## [EXERCISE TASK]
Across the listing below, count the lines that mention the string "heading". Reply with the figure only.
— BEGIN ITEMS —
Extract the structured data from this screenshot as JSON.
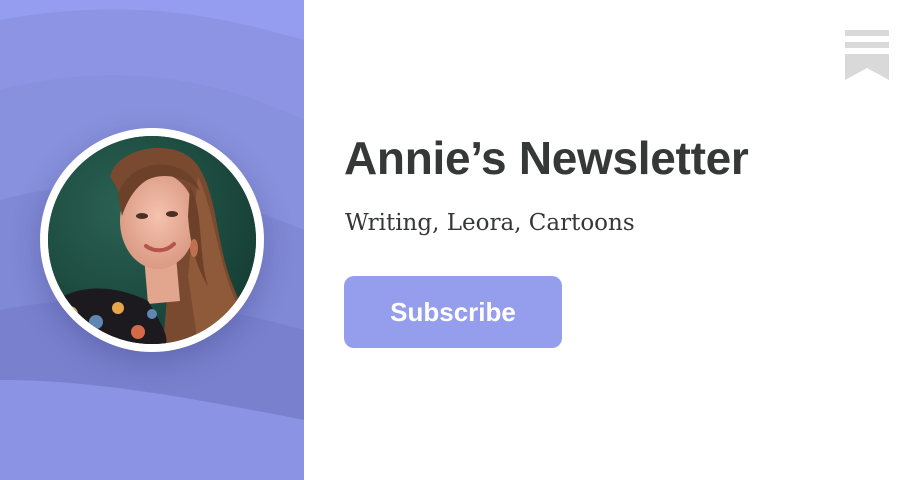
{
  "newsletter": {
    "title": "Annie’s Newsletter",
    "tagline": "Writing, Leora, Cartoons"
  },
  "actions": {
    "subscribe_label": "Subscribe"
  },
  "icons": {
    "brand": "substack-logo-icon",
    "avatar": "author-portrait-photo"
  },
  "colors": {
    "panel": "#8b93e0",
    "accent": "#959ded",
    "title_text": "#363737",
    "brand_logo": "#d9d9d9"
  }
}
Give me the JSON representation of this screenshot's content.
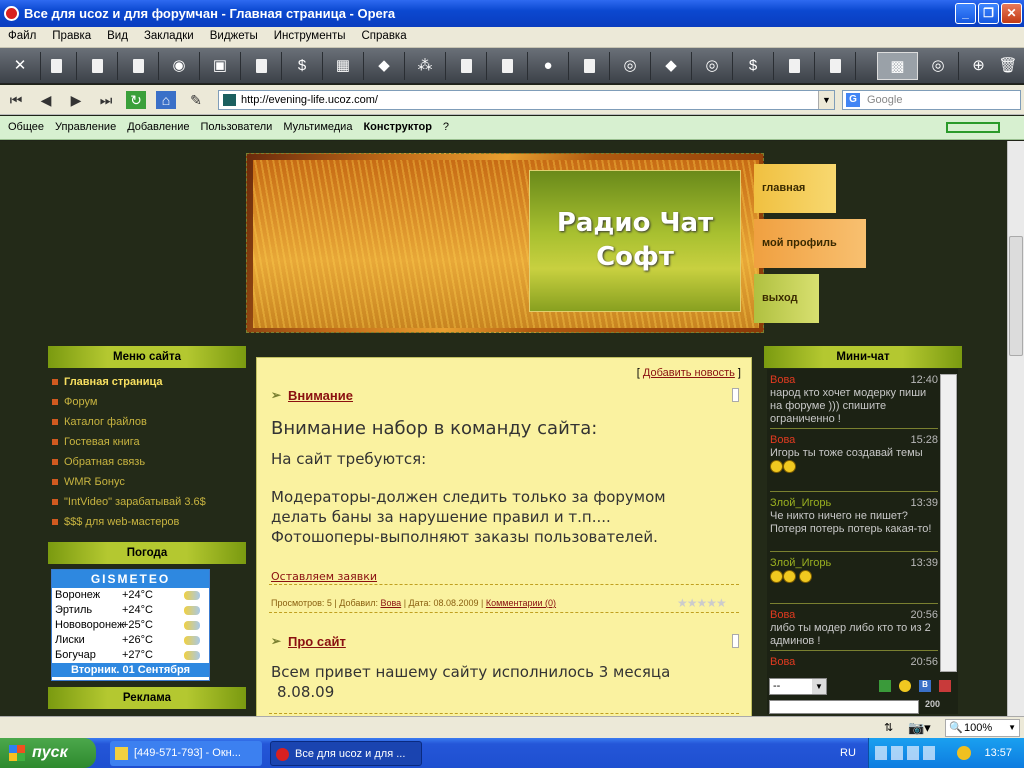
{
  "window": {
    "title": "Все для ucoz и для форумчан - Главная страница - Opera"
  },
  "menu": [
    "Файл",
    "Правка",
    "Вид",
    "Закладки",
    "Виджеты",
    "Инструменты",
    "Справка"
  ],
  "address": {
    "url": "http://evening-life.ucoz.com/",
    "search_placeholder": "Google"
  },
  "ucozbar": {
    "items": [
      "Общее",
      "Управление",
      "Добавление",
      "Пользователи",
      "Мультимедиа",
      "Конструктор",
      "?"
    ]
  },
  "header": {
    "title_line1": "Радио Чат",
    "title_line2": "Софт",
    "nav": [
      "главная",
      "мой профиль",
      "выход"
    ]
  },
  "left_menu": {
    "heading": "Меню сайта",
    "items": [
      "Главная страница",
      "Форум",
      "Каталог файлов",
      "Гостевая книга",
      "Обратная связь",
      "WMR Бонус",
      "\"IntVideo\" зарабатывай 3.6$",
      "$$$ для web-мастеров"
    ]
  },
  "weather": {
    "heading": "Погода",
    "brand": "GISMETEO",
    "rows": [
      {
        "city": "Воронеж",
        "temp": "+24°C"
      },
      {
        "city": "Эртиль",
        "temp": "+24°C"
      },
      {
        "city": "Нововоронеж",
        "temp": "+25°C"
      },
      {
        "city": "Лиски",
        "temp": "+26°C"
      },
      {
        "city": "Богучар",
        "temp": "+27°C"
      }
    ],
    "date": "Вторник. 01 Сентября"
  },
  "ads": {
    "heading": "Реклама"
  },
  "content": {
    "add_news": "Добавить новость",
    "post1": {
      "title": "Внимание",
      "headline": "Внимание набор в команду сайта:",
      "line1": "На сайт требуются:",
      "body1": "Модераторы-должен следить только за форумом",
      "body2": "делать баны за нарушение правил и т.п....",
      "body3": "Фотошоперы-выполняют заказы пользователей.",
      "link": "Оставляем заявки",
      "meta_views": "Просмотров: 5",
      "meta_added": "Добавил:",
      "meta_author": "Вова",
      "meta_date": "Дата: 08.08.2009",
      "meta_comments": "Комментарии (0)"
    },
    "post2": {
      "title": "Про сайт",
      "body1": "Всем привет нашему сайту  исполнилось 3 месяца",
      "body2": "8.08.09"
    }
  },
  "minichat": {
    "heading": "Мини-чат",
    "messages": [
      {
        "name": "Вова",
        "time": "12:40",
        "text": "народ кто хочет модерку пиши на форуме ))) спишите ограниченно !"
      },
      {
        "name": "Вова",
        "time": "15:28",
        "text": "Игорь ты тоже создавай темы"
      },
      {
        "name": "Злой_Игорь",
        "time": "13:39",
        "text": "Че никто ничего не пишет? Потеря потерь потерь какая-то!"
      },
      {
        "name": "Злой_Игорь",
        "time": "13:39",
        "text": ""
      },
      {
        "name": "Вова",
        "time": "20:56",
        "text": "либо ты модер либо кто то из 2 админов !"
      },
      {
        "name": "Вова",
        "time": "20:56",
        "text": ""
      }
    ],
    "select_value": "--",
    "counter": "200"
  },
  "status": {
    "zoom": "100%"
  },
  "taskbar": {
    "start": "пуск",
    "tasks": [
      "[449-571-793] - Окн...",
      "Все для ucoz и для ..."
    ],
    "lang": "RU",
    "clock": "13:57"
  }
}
— END ITEMS —
## [TASK OUTPUT]
4